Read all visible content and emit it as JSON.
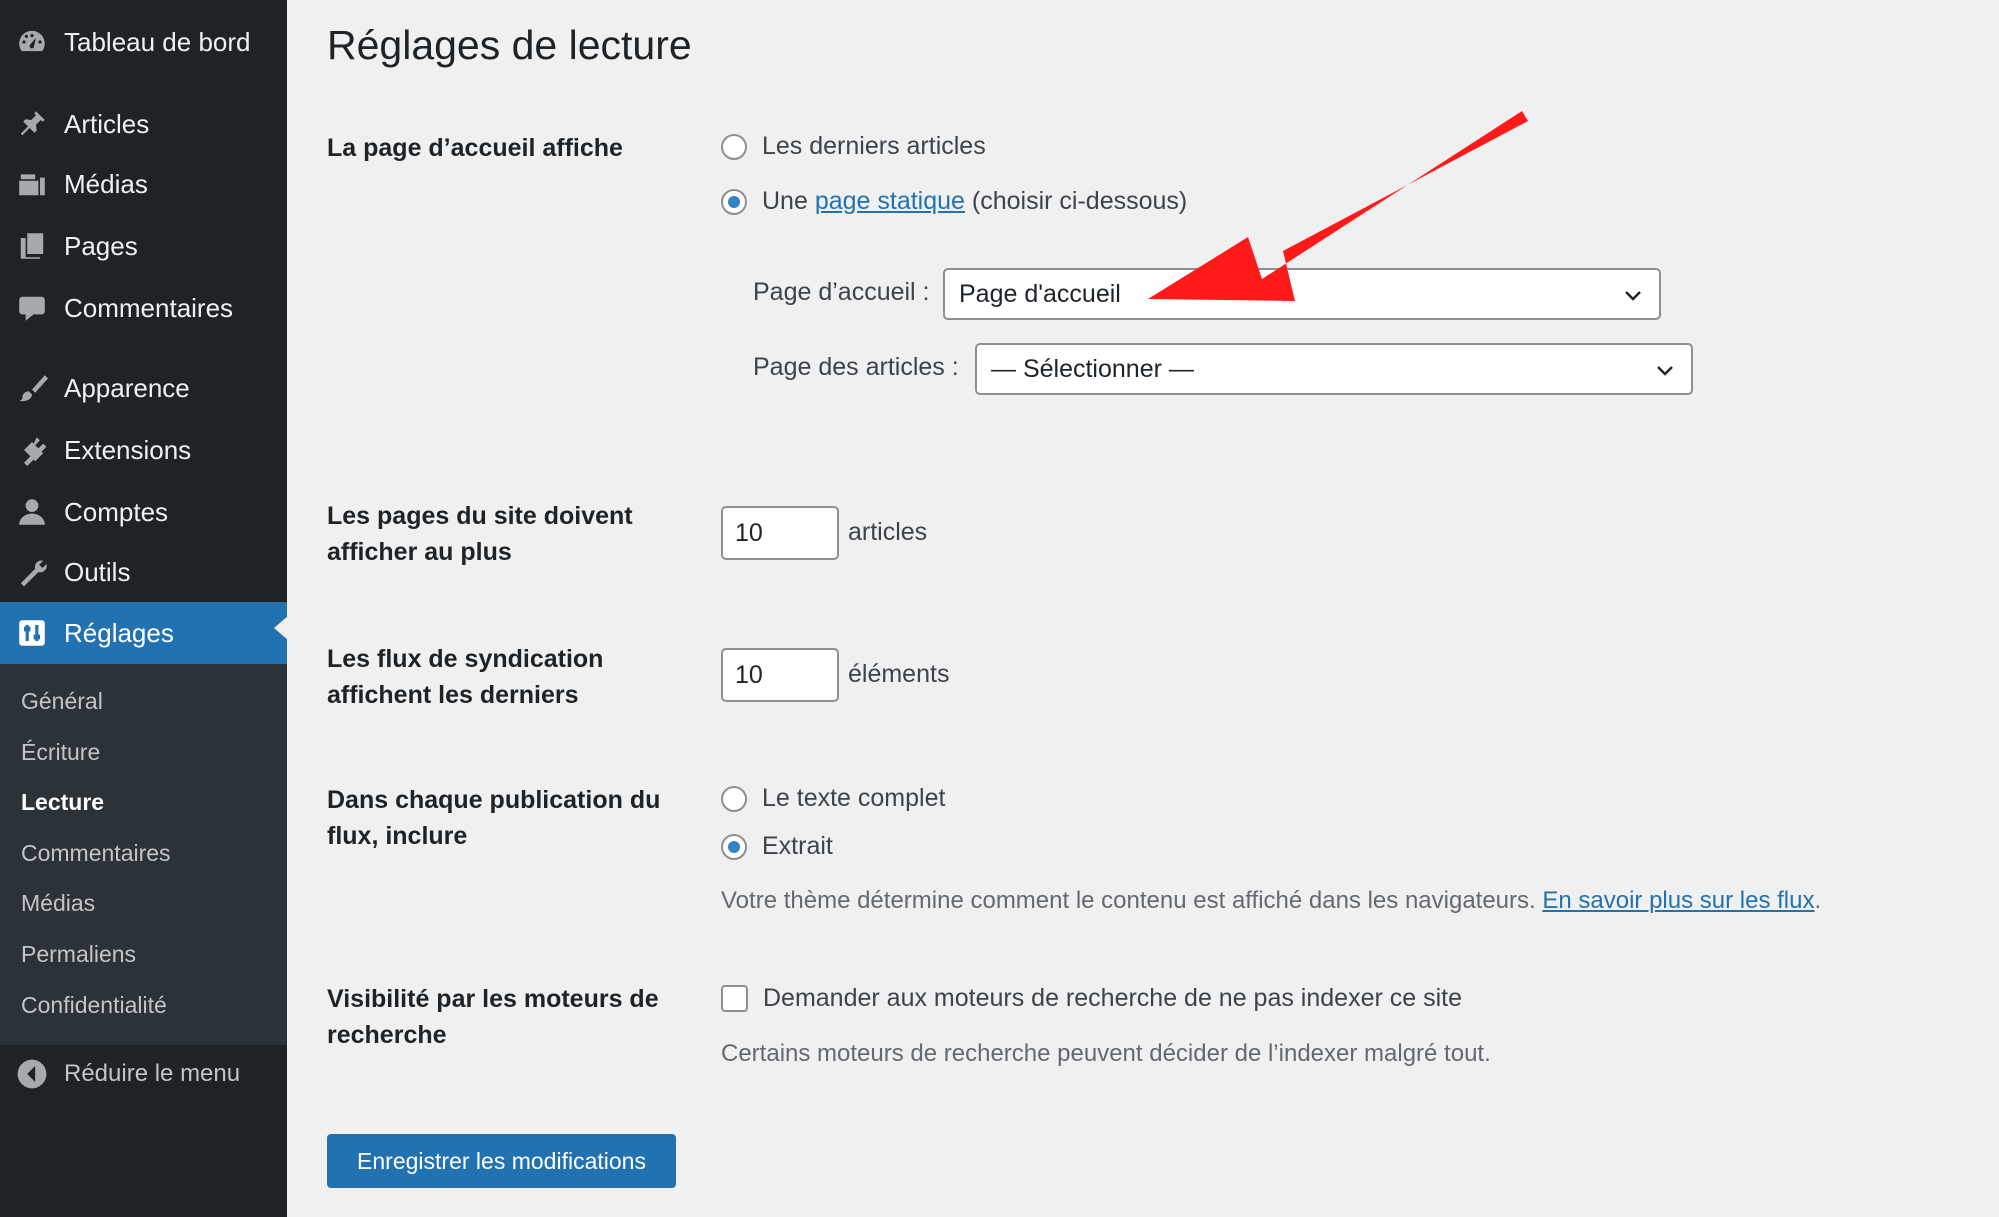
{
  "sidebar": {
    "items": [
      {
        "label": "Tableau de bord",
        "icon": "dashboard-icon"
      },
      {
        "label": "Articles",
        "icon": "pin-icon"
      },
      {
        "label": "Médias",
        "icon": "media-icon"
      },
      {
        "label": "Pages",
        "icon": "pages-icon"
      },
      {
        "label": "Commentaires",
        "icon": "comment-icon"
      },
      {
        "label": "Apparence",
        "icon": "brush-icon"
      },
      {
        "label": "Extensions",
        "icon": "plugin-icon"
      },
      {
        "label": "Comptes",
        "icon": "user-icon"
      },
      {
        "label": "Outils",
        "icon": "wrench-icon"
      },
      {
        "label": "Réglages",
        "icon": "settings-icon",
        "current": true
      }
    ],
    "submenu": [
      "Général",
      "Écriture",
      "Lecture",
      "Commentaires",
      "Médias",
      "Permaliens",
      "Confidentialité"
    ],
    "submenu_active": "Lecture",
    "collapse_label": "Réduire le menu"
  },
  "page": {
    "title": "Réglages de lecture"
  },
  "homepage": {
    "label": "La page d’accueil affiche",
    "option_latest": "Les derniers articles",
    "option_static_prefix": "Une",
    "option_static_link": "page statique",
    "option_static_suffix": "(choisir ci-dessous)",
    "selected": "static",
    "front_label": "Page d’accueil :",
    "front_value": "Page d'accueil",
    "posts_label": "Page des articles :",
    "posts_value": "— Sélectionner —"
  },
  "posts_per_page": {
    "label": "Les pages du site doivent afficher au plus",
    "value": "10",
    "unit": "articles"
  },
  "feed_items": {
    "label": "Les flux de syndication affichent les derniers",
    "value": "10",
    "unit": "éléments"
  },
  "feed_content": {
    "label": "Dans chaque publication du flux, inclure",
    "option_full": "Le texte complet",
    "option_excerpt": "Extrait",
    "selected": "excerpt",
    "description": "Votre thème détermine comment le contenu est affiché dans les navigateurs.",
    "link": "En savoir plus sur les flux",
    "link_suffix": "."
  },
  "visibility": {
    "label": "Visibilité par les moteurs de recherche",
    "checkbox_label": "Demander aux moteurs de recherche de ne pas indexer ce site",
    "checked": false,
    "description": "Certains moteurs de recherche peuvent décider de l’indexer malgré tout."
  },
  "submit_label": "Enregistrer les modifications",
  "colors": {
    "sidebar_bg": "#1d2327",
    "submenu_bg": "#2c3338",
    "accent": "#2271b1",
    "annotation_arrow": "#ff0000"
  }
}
------------------------------
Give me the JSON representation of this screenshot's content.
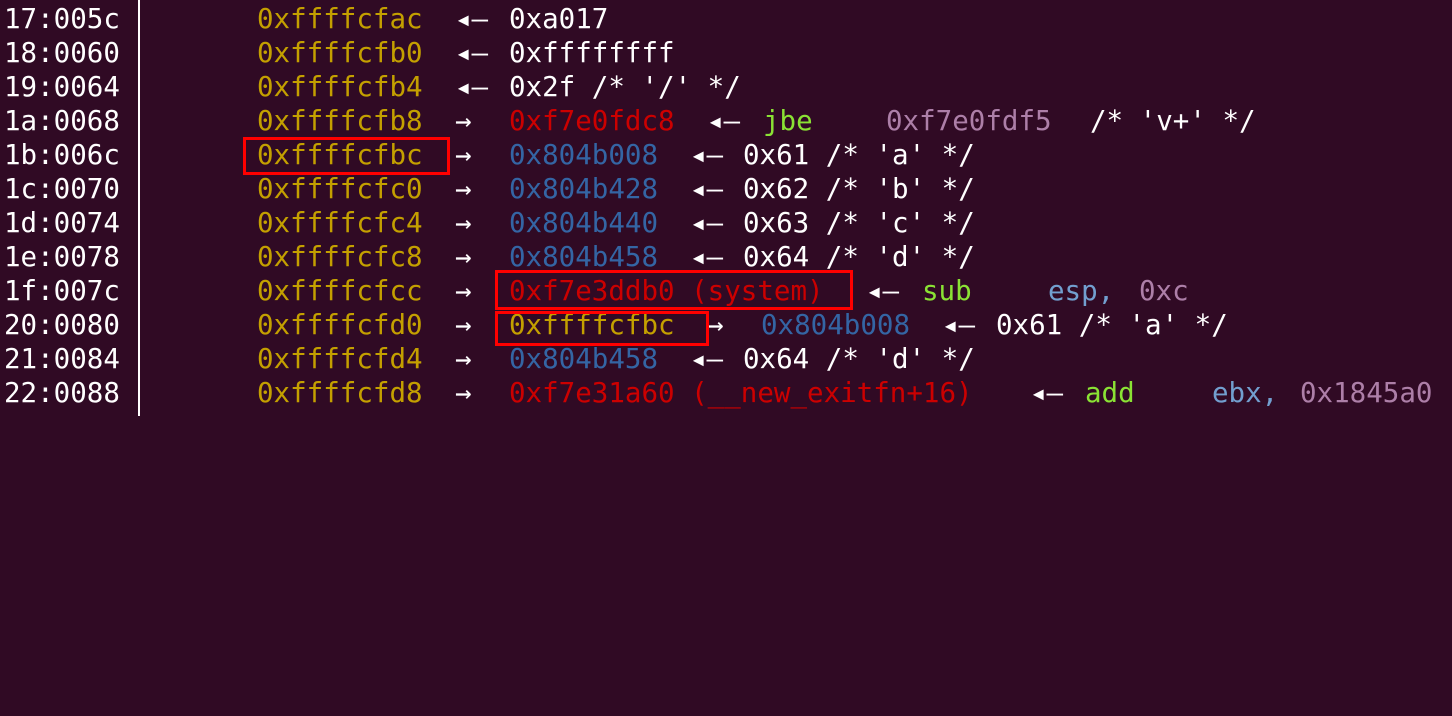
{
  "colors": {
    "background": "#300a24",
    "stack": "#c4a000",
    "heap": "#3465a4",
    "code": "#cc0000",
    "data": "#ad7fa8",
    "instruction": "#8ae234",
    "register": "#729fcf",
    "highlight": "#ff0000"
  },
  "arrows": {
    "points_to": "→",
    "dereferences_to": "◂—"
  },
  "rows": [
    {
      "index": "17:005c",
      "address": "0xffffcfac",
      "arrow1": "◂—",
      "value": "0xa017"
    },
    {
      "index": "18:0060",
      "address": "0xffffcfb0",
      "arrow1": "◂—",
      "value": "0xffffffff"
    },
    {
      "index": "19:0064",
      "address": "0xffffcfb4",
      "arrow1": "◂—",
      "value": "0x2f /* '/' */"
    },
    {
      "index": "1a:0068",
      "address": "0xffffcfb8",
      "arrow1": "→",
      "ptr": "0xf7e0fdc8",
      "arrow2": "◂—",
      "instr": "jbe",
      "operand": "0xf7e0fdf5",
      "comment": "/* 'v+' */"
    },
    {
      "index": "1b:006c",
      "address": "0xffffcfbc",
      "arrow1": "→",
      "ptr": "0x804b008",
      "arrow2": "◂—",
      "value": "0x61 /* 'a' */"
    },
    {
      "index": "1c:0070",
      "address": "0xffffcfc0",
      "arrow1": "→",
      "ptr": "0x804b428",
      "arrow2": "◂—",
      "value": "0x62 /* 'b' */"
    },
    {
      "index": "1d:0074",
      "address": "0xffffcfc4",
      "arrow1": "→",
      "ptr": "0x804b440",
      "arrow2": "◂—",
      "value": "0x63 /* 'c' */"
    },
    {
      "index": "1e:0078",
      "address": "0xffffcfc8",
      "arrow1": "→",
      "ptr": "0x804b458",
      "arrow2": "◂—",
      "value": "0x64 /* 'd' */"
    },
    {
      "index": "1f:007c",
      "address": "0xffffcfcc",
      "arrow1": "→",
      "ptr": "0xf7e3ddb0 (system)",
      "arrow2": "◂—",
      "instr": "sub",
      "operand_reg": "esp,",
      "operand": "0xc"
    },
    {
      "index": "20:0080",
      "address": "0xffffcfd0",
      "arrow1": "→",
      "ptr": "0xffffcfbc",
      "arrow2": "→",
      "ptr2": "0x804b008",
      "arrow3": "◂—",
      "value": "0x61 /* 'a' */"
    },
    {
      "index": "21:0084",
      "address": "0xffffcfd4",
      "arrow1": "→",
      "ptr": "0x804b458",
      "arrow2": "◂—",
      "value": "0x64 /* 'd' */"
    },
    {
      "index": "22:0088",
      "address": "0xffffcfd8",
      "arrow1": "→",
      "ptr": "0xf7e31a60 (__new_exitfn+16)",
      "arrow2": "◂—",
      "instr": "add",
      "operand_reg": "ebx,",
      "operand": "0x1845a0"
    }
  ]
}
------------------------------
- **Your goal**
From the data above, copy each line that holds "moteurs".

- **Exercise response**
    "label": "Visibilité par les moteurs de recherche",
    "checkbox_label": "Demander aux moteurs de recherche de ne pas indexer ce site",
    "description": "Certains moteurs de recherche peuvent décider de l’indexer malgré tout."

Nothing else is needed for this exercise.